◆ Exercise:
Gather from the listing below each line that includes the word "respondents", and copy it.

═════ Information supplied

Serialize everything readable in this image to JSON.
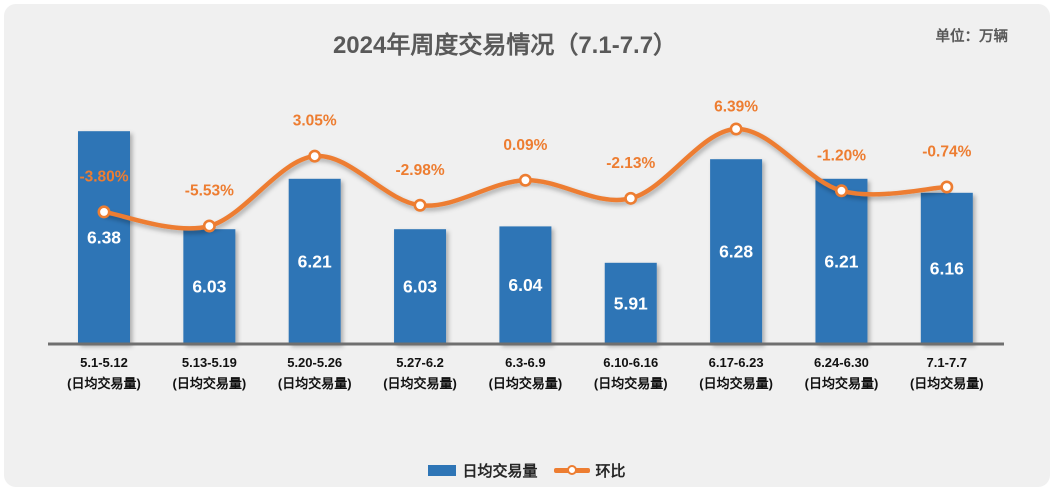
{
  "header": {
    "title": "2024年周度交易情况（7.1-7.7）",
    "unit_label": "单位：万辆"
  },
  "legend": {
    "items": [
      {
        "label": "日均交易量",
        "marker": "bar-swatch",
        "color": "#2E75B6"
      },
      {
        "label": "环比",
        "marker": "line-swatch",
        "color": "#ED7D31"
      }
    ],
    "position": "bottom-center"
  },
  "chart_data": {
    "type": "bar",
    "combo": "bar+line",
    "title": "2024年周度交易情况（7.1-7.7）",
    "unit": "万辆",
    "categories": [
      "5.1-5.12",
      "5.13-5.19",
      "5.20-5.26",
      "5.27-6.2",
      "6.3-6.9",
      "6.10-6.16",
      "6.17-6.23",
      "6.24-6.30",
      "7.1-7.7"
    ],
    "category_sublabel": "(日均交易量)",
    "series": [
      {
        "name": "日均交易量",
        "type": "bar",
        "color": "#2E75B6",
        "values": [
          6.38,
          6.03,
          6.21,
          6.03,
          6.04,
          5.91,
          6.28,
          6.21,
          6.16
        ],
        "data_labels": [
          "6.38",
          "6.03",
          "6.21",
          "6.03",
          "6.04",
          "5.91",
          "6.28",
          "6.21",
          "6.16"
        ],
        "data_label_color": "#FFFFFF",
        "data_label_position": "inside-center"
      },
      {
        "name": "环比",
        "type": "line",
        "color": "#ED7D31",
        "values": [
          -3.8,
          -5.53,
          3.05,
          -2.98,
          0.09,
          -2.13,
          6.39,
          -1.2,
          -0.74
        ],
        "data_labels": [
          "-3.80%",
          "-5.53%",
          "3.05%",
          "-2.98%",
          "0.09%",
          "-2.13%",
          "6.39%",
          "-1.20%",
          "-0.74%"
        ],
        "data_label_color": "#ED7D31",
        "data_label_position": "above",
        "marker": "circle-white-fill-orange-ring",
        "smooth": true
      }
    ],
    "axes": {
      "x_axis_line_color": "#6F6F6F",
      "x_tick_label_color": "#111111",
      "bar_axis": {
        "min": 5.62,
        "visible": false
      },
      "pct_axis": {
        "visible": false
      }
    },
    "grid": false,
    "legend_position": "bottom",
    "background": "#F0F0F0"
  }
}
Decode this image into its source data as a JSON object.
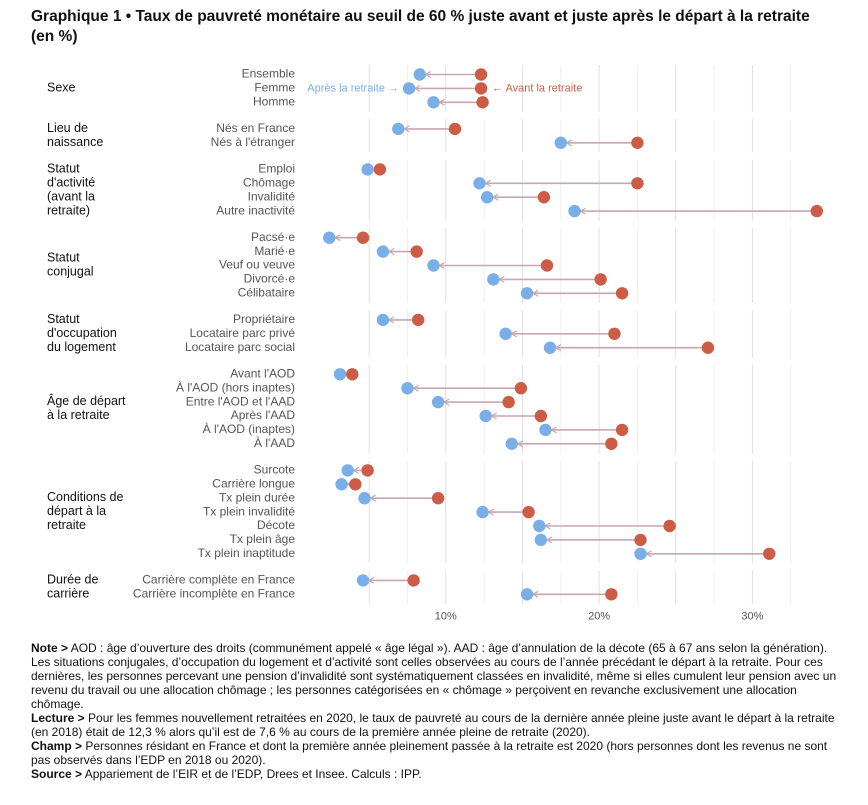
{
  "title": "Graphique 1 • Taux de pauvreté monétaire au seuil de 60 % juste avant et juste après le départ à la retraite (en %)",
  "colors": {
    "avant": "#cc5c45",
    "apres": "#7aaee6",
    "link": "#c8a6b4",
    "grid": "#e6e6e6",
    "label": "#555555"
  },
  "chart_data": {
    "type": "dumbbell",
    "xlim": [
      0,
      35
    ],
    "ticks": [
      10,
      20,
      30
    ],
    "tick_labels": [
      "10%",
      "20%",
      "30%"
    ],
    "legend": {
      "apres": "Après la retraite →",
      "avant": "← Avant la retraite"
    },
    "groups": [
      {
        "label": "Sexe",
        "rows": [
          {
            "label": "Ensemble",
            "apres": 8.3,
            "avant": 12.3
          },
          {
            "label": "Femme",
            "apres": 7.6,
            "avant": 12.3
          },
          {
            "label": "Homme",
            "apres": 9.2,
            "avant": 12.4
          }
        ]
      },
      {
        "label": "Lieu de naissance",
        "rows": [
          {
            "label": "Nés en France",
            "apres": 6.9,
            "avant": 10.6
          },
          {
            "label": "Nés à l'étranger",
            "apres": 17.5,
            "avant": 22.5
          }
        ]
      },
      {
        "label": "Statut d'activité (avant la retraite)",
        "rows": [
          {
            "label": "Emploi",
            "apres": 4.9,
            "avant": 5.7
          },
          {
            "label": "Chômage",
            "apres": 12.2,
            "avant": 22.5
          },
          {
            "label": "Invalidité",
            "apres": 12.7,
            "avant": 16.4
          },
          {
            "label": "Autre inactivité",
            "apres": 18.4,
            "avant": 34.2
          }
        ]
      },
      {
        "label": "Statut conjugal",
        "rows": [
          {
            "label": "Pacsé·e",
            "apres": 2.4,
            "avant": 4.6
          },
          {
            "label": "Marié·e",
            "apres": 5.9,
            "avant": 8.1
          },
          {
            "label": "Veuf ou veuve",
            "apres": 9.2,
            "avant": 16.6
          },
          {
            "label": "Divorcé·e",
            "apres": 13.1,
            "avant": 20.1
          },
          {
            "label": "Célibataire",
            "apres": 15.3,
            "avant": 21.5
          }
        ]
      },
      {
        "label": "Statut d'occupation du logement",
        "rows": [
          {
            "label": "Propriétaire",
            "apres": 5.9,
            "avant": 8.2
          },
          {
            "label": "Locataire parc privé",
            "apres": 13.9,
            "avant": 21.0
          },
          {
            "label": "Locataire parc social",
            "apres": 16.8,
            "avant": 27.1
          }
        ]
      },
      {
        "label": "Âge de départ à la retraite",
        "rows": [
          {
            "label": "Avant l'AOD",
            "apres": 3.1,
            "avant": 3.9
          },
          {
            "label": "À l'AOD (hors inaptes)",
            "apres": 7.5,
            "avant": 14.9
          },
          {
            "label": "Entre l'AOD et l'AAD",
            "apres": 9.5,
            "avant": 14.1
          },
          {
            "label": "Après l'AAD",
            "apres": 12.6,
            "avant": 16.2
          },
          {
            "label": "À l'AOD (inaptes)",
            "apres": 16.5,
            "avant": 21.5
          },
          {
            "label": "À l'AAD",
            "apres": 14.3,
            "avant": 20.8
          }
        ]
      },
      {
        "label": "Conditions de départ à la retraite",
        "rows": [
          {
            "label": "Surcote",
            "apres": 3.6,
            "avant": 4.9
          },
          {
            "label": "Carrière longue",
            "apres": 3.2,
            "avant": 4.1
          },
          {
            "label": "Tx plein durée",
            "apres": 4.7,
            "avant": 9.5
          },
          {
            "label": "Tx plein invalidité",
            "apres": 12.4,
            "avant": 15.4
          },
          {
            "label": "Décote",
            "apres": 16.1,
            "avant": 24.6
          },
          {
            "label": "Tx plein âge",
            "apres": 16.2,
            "avant": 22.7
          },
          {
            "label": "Tx plein inaptitude",
            "apres": 22.7,
            "avant": 31.1
          }
        ]
      },
      {
        "label": "Durée de carrière",
        "rows": [
          {
            "label": "Carrière complète en France",
            "apres": 4.6,
            "avant": 7.9
          },
          {
            "label": "Carrière incomplète en France",
            "apres": 15.3,
            "avant": 20.8
          }
        ]
      }
    ]
  },
  "notes": [
    {
      "lead": "Note >",
      "text": " AOD : âge d’ouverture des droits (communément appelé « âge légal »). AAD : âge d’annulation de la décote (65 à 67 ans selon la génération). Les situations conjugales, d’occupation du logement et d’activité sont celles observées au cours de l’année précédant le départ à la retraite. Pour ces dernières, les personnes percevant une pension d’invalidité sont systématiquement classées en invalidité, même si elles cumulent leur pension avec un revenu du travail ou une allocation chômage ; les personnes catégorisées en « chômage » perçoivent en revanche exclusivement une allocation chômage."
    },
    {
      "lead": "Lecture >",
      "text": " Pour les femmes nouvellement retraitées en 2020, le taux de pauvreté au cours de la dernière année pleine juste avant le départ à la retraite (en 2018) était de 12,3 % alors qu’il est de 7,6 % au cours de la première année pleine de retraite (2020)."
    },
    {
      "lead": "Champ >",
      "text": " Personnes résidant en France et dont la première année pleinement passée à la retraite est 2020 (hors personnes dont les revenus ne sont pas observés dans l’EDP en 2018 ou 2020)."
    },
    {
      "lead": "Source >",
      "text": " Appariement de l’EIR et de l’EDP, Drees et Insee. Calculs : IPP."
    }
  ]
}
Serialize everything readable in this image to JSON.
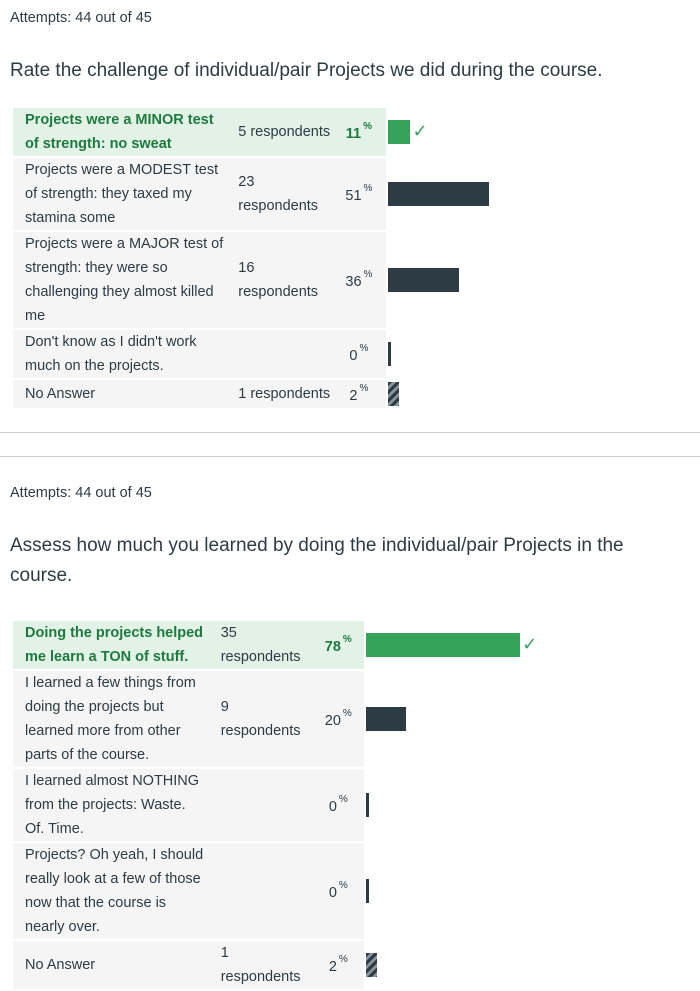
{
  "q1": {
    "attempts": "Attempts: 44 out of 45",
    "question": "Rate the challenge of individual/pair Projects we did during the course.",
    "answers": [
      {
        "text": "Projects were a MINOR test of strength: no sweat",
        "respondents": "5 respondents",
        "percent": "11",
        "fraction": 0.11,
        "correct": true
      },
      {
        "text": "Projects were a MODEST test of strength: they taxed my stamina some",
        "respondents": "23 respondents",
        "percent": "51",
        "fraction": 0.51
      },
      {
        "text": "Projects were a MAJOR test of strength: they were so challenging they almost killed me",
        "respondents": "16 respondents",
        "percent": "36",
        "fraction": 0.36
      },
      {
        "text": "Don't know as I didn't work much on the projects.",
        "respondents": "",
        "percent": "0",
        "fraction": 0
      },
      {
        "text": "No Answer",
        "respondents": "1 respondents",
        "percent": "2",
        "fraction": 0.02
      }
    ]
  },
  "q2": {
    "attempts": "Attempts: 44 out of 45",
    "question": "Assess how much you learned by doing the individual/pair Projects in the course.",
    "answers": [
      {
        "text": "Doing the projects helped me learn a TON of stuff.",
        "respondents": "35 respondents",
        "percent": "78",
        "fraction": 0.78,
        "correct": true
      },
      {
        "text": "I learned a few things from doing the projects but learned more from other parts of the course.",
        "respondents": "9 respondents",
        "percent": "20",
        "fraction": 0.2
      },
      {
        "text": "I learned almost NOTHING from the projects: Waste. Of. Time.",
        "respondents": "",
        "percent": "0",
        "fraction": 0
      },
      {
        "text": "Projects? Oh yeah, I should really look at a few of those now that the course is nearly over.",
        "respondents": "",
        "percent": "0",
        "fraction": 0
      },
      {
        "text": "No Answer",
        "respondents": "1 respondents",
        "percent": "2",
        "fraction": 0.02
      }
    ]
  },
  "percent_sign": "%",
  "colors": {
    "correct": "#35a35a",
    "bar": "#2d3b45",
    "correct_bg": "#e2f2e7"
  },
  "icons": {
    "correct_marker": "check-icon"
  }
}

══════════

◆ Reply:
        "respondents": "5 respondents",
        "respondents": "23 respondents",
        "respondents": "16 respondents",
        "respondents": "",
        "respondents": "1 respondents",
        "respondents": "35 respondents",
        "respondents": "9 respondents",
        "respondents": "",
        "respondents": "",
        "respondents": "1 respondents",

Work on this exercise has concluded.